# Supplied entries
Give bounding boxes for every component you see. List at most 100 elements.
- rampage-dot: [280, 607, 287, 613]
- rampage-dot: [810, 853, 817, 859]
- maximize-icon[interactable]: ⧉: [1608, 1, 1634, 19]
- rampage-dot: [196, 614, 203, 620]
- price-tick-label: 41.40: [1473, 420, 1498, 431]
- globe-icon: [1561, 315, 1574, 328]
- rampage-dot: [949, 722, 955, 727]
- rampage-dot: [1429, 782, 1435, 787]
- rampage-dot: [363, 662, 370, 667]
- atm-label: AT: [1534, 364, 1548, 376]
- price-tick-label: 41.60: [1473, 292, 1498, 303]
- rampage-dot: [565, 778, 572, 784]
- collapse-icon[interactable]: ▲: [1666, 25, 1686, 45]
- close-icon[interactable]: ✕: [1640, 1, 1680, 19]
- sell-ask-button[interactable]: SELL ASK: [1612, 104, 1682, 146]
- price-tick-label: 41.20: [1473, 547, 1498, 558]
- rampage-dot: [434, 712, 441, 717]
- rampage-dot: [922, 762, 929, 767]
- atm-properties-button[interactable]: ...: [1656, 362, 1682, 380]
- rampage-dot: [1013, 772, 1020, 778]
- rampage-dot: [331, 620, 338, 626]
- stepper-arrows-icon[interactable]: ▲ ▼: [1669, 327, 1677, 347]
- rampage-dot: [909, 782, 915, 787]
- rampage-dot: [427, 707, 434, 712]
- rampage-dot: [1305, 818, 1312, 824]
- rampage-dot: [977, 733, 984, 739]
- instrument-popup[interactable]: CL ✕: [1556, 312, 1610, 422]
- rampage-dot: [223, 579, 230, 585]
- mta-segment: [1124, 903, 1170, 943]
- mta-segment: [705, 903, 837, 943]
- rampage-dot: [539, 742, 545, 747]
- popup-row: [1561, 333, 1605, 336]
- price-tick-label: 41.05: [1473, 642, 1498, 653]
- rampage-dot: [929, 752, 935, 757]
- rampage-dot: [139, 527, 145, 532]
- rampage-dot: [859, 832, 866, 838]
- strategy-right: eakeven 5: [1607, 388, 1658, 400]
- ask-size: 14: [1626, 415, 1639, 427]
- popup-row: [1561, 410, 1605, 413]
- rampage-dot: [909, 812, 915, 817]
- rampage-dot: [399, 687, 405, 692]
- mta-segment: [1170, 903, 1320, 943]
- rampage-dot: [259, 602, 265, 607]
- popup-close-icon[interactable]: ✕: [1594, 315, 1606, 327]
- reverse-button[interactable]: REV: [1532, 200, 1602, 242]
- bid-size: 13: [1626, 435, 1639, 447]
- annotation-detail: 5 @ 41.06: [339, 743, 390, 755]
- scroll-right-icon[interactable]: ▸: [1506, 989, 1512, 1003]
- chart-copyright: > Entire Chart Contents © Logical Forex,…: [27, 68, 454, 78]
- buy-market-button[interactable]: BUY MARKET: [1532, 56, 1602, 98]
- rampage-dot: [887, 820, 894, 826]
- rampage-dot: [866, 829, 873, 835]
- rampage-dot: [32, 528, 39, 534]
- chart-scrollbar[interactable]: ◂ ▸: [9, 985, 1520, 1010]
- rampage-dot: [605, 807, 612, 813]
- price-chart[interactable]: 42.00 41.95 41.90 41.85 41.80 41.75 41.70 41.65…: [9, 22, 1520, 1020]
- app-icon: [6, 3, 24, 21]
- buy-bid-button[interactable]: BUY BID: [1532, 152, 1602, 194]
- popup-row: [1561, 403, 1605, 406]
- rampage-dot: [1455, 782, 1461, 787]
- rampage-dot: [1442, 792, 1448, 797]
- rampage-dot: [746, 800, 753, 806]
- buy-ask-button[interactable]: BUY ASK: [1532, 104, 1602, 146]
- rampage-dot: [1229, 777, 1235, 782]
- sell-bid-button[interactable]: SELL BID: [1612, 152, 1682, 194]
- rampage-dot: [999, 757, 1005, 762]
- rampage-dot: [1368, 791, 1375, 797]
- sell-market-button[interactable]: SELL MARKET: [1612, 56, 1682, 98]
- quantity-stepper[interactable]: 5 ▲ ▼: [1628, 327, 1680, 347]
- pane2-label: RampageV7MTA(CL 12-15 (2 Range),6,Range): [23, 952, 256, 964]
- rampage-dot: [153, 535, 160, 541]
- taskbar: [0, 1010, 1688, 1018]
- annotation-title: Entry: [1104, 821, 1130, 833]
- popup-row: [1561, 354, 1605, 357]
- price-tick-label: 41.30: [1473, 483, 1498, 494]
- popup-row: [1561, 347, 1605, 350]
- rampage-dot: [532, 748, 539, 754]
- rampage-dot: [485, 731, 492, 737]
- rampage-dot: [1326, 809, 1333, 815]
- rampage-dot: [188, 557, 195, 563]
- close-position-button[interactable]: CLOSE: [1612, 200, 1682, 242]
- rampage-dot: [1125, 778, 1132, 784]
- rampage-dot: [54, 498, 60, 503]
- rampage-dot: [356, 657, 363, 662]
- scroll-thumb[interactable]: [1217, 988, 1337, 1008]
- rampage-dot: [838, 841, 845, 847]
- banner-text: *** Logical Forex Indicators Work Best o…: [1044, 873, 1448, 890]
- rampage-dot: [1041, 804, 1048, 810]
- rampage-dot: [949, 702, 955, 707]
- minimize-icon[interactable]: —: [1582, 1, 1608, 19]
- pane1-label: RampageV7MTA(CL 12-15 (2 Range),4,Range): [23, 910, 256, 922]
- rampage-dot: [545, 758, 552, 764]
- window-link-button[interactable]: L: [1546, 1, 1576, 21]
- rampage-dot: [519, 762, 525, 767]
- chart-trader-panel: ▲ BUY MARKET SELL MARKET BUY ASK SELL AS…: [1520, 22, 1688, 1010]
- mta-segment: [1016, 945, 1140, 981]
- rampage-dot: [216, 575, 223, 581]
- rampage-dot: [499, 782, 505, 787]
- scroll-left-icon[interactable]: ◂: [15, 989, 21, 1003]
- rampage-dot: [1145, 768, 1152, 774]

# Requirement
Put every line of the items above into a Markdown table with the columns Row and Line, numbering each row and leaving out any blank lines.

# Response to the task
| Row | Line |
|---|---|
| 1 | Give bounding boxes for every component you see. List at most 100 elements. |
| 2 | - rampage-dot: [280, 607, 287, 613] |
| 3 | - rampage-dot: [810, 853, 817, 859] |
| 4 | - maximize-icon[interactable]: ⧉: [1608, 1, 1634, 19] |
| 5 | - rampage-dot: [196, 614, 203, 620] |
| 6 | - price-tick-label: 41.40: [1473, 420, 1498, 431] |
| 7 | - globe-icon: [1561, 315, 1574, 328] |
| 8 | - rampage-dot: [949, 722, 955, 727] |
| 9 | - rampage-dot: [1429, 782, 1435, 787] |
| 10 | - rampage-dot: [363, 662, 370, 667] |
| 11 | - atm-label: AT: [1534, 364, 1548, 376] |
| 12 | - price-tick-label: 41.60: [1473, 292, 1498, 303] |
| 13 | - rampage-dot: [565, 778, 572, 784] |
| 14 | - collapse-icon[interactable]: ▲: [1666, 25, 1686, 45] |
| 15 | - close-icon[interactable]: ✕: [1640, 1, 1680, 19] |
| 16 | - sell-ask-button[interactable]: SELL ASK: [1612, 104, 1682, 146] |
| 17 | - price-tick-label: 41.20: [1473, 547, 1498, 558] |
| 18 | - rampage-dot: [434, 712, 441, 717] |
| 19 | - rampage-dot: [922, 762, 929, 767] |
| 20 | - atm-properties-button[interactable]: ...: [1656, 362, 1682, 380] |
| 21 | - rampage-dot: [1013, 772, 1020, 778] |
| 22 | - rampage-dot: [331, 620, 338, 626] |
| 23 | - stepper-arrows-icon[interactable]: ▲ ▼: [1669, 327, 1677, 347] |
| 24 | - rampage-dot: [909, 782, 915, 787] |
| 25 | - rampage-dot: [427, 707, 434, 712] |
| 26 | - rampage-dot: [1305, 818, 1312, 824] |
| 27 | - rampage-dot: [977, 733, 984, 739] |
| 28 | - instrument-popup[interactable]: CL ✕: [1556, 312, 1610, 422] |
| 29 | - rampage-dot: [223, 579, 230, 585] |
| 30 | - mta-segment: [1124, 903, 1170, 943] |
| 31 | - mta-segment: [705, 903, 837, 943] |
| 32 | - rampage-dot: [539, 742, 545, 747] |
| 33 | - popup-row: [1561, 333, 1605, 336] |
| 34 | - price-tick-label: 41.05: [1473, 642, 1498, 653] |
| 35 | - rampage-dot: [929, 752, 935, 757] |
| 36 | - rampage-dot: [139, 527, 145, 532] |
| 37 | - rampage-dot: [859, 832, 866, 838] |
| 38 | - strategy-right: eakeven 5: [1607, 388, 1658, 400] |
| 39 | - ask-size: 14: [1626, 415, 1639, 427] |
| 40 | - popup-row: [1561, 410, 1605, 413] |
| 41 | - rampage-dot: [909, 812, 915, 817] |
| 42 | - rampage-dot: [399, 687, 405, 692] |
| 43 | - mta-segment: [1170, 903, 1320, 943] |
| 44 | - rampage-dot: [259, 602, 265, 607] |
| 45 | - popup-close-icon[interactable]: ✕: [1594, 315, 1606, 327] |
| 46 | - reverse-button[interactable]: REV: [1532, 200, 1602, 242] |
| 47 | - bid-size: 13: [1626, 435, 1639, 447] |
| 48 | - annotation-detail: 5 @ 41.06: [339, 743, 390, 755] |
| 49 | - scroll-right-icon[interactable]: ▸: [1506, 989, 1512, 1003] |
| 50 | - chart-copyright: > Entire Chart Contents © Logical Forex,…: [27, 68, 454, 78] |
| 51 | - buy-market-button[interactable]: BUY MARKET: [1532, 56, 1602, 98] |
| 52 | - rampage-dot: [887, 820, 894, 826] |
| 53 | - rampage-dot: [866, 829, 873, 835] |
| 54 | - rampage-dot: [32, 528, 39, 534] |
| 55 | - chart-scrollbar[interactable]: ◂ ▸: [9, 985, 1520, 1010] |
| 56 | - rampage-dot: [605, 807, 612, 813] |
| 57 | - price-chart[interactable]: 42.00 41.95 41.90 41.85 41.80 41.75 41.70 41.65…: [9, 22, 1520, 1020] |
| 58 | - app-icon: [6, 3, 24, 21] |
| 59 | - buy-bid-button[interactable]: BUY BID: [1532, 152, 1602, 194] |
| 60 | - popup-row: [1561, 403, 1605, 406] |
| 61 | - rampage-dot: [1455, 782, 1461, 787] |
| 62 | - rampage-dot: [1442, 792, 1448, 797] |
| 63 | - rampage-dot: [746, 800, 753, 806] |
| 64 | - buy-ask-button[interactable]: BUY ASK: [1532, 104, 1602, 146] |
| 65 | - rampage-dot: [1229, 777, 1235, 782] |
| 66 | - sell-bid-button[interactable]: SELL BID: [1612, 152, 1682, 194] |
| 67 | - rampage-dot: [999, 757, 1005, 762] |
| 68 | - rampage-dot: [1368, 791, 1375, 797] |
| 69 | - sell-market-button[interactable]: SELL MARKET: [1612, 56, 1682, 98] |
| 70 | - quantity-stepper[interactable]: 5 ▲ ▼: [1628, 327, 1680, 347] |
| 71 | - pane2-label: RampageV7MTA(CL 12-15 (2 Range),6,Range): [23, 952, 256, 964] |
| 72 | - rampage-dot: [153, 535, 160, 541] |
| 73 | - taskbar: [0, 1010, 1688, 1018] |
| 74 | - annotation-title: Entry: [1104, 821, 1130, 833] |
| 75 | - popup-row: [1561, 354, 1605, 357] |
| 76 | - price-tick-label: 41.30: [1473, 483, 1498, 494] |
| 77 | - popup-row: [1561, 347, 1605, 350] |
| 78 | - rampage-dot: [532, 748, 539, 754] |
| 79 | - rampage-dot: [485, 731, 492, 737] |
| 80 | - rampage-dot: [1326, 809, 1333, 815] |
| 81 | - rampage-dot: [188, 557, 195, 563] |
| 82 | - close-position-button[interactable]: CLOSE: [1612, 200, 1682, 242] |
| 83 | - rampage-dot: [1125, 778, 1132, 784] |
| 84 | - rampage-dot: [54, 498, 60, 503] |
| 85 | - rampage-dot: [356, 657, 363, 662] |
| 86 | - scroll-thumb[interactable]: [1217, 988, 1337, 1008] |
| 87 | - rampage-dot: [838, 841, 845, 847] |
| 88 | - banner-text: *** Logical Forex Indicators Work Best o…: [1044, 873, 1448, 890] |
| 89 | - rampage-dot: [1041, 804, 1048, 810] |
| 90 | - rampage-dot: [949, 702, 955, 707] |
| 91 | - minimize-icon[interactable]: —: [1582, 1, 1608, 19] |
| 92 | - pane1-label: RampageV7MTA(CL 12-15 (2 Range),4,Range): [23, 910, 256, 922] |
| 93 | - rampage-dot: [545, 758, 552, 764] |
| 94 | - window-link-button[interactable]: L: [1546, 1, 1576, 21] |
| 95 | - rampage-dot: [519, 762, 525, 767] |
| 96 | - chart-trader-panel: ▲ BUY MARKET SELL MARKET BUY ASK SELL AS…: [1520, 22, 1688, 1010] |
| 97 | - mta-segment: [1016, 945, 1140, 981] |
| 98 | - rampage-dot: [216, 575, 223, 581] |
| 99 | - rampage-dot: [499, 782, 505, 787] |
| 100 | - scroll-left-icon[interactable]: ◂: [15, 989, 21, 1003] |
| 101 | - rampage-dot: [1145, 768, 1152, 774] |